What you have to do:
Each entry below should be reproduced character for character.
■ ■ ■ ■ ■ ■ ■
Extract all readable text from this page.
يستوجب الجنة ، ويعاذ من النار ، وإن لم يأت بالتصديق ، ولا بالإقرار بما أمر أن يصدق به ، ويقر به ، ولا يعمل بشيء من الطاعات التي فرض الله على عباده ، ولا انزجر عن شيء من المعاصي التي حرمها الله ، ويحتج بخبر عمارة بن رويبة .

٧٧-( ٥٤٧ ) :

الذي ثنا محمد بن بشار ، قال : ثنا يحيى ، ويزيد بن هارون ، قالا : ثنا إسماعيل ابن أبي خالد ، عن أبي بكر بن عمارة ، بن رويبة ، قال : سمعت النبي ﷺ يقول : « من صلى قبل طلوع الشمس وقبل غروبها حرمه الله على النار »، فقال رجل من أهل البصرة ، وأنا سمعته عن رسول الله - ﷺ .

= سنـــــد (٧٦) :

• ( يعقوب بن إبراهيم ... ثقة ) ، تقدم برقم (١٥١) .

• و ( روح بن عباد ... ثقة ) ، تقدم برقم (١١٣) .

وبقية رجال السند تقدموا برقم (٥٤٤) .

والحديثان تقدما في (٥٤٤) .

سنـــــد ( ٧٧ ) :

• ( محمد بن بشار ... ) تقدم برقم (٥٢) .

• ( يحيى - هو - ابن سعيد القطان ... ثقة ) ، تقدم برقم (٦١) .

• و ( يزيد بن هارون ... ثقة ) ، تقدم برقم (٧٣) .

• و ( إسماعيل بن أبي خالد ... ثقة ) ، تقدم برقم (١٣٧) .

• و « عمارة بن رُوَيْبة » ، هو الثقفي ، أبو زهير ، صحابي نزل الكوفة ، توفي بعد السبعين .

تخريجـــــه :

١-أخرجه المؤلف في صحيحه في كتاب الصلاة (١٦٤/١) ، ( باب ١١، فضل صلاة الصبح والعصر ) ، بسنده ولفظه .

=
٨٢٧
■ ■ ■ ■ ■ ■ ■
Answer to this task:
Extract all readable text from this page.
يستوجب الجنة ، ويعاذ من النار ، وإن لم يأت بالتصديق ، ولا بالإقرار بما أمر أن يصدق به ، ويقر به ، ولا يعمل بشيء من الطاعات التي فرض الله على عباده ، ولا انزجر عن شيء من المعاصي التي حرمها الله ، ويحتج بخبر عمارة بن رويبة .

٧٧-( ٥٤٧ ) :

الذي ثنا محمد بن بشار ، قال : ثنا يحيى ، ويزيد بن هارون ، قالا : ثنا إسماعيل ابن أبي خالد ، عن أبي بكر بن عمارة ، بن رويبة ، قال : سمعت النبي ﷺ يقول : « من صلى قبل طلوع الشمس وقبل غروبها حرمه الله على النار »، فقال رجل من أهل البصرة ، وأنا سمعته عن رسول الله - ﷺ .

= سنـــــد (٧٦) :

• ( يعقوب بن إبراهيم ... ثقة ) ، تقدم برقم (١٥١) .

• و ( روح بن عباد ... ثقة ) ، تقدم برقم (١١٣) .

وبقية رجال السند تقدموا برقم (٥٤٤) .

والحديثان تقدما في (٥٤٤) .

سنـــــد ( ٧٧ ) :

• ( محمد بن بشار ... ) تقدم برقم (٥٢) .

• ( يحيى - هو - ابن سعيد القطان ... ثقة ) ، تقدم برقم (٦١) .

• و ( يزيد بن هارون ... ثقة ) ، تقدم برقم (٧٣) .

• و ( إسماعيل بن أبي خالد ... ثقة ) ، تقدم برقم (١٣٧) .

• و « عمارة بن رُوَيْبة » ، هو الثقفي ، أبو زهير ، صحابي نزل الكوفة ، توفي بعد السبعين .

تخريجـــــه :

١-أخرجه المؤلف في صحيحه في كتاب الصلاة (١٦٤/١) ، ( باب ١١، فضل صلاة الصبح والعصر ) ، بسنده ولفظه .

=
٨٢٧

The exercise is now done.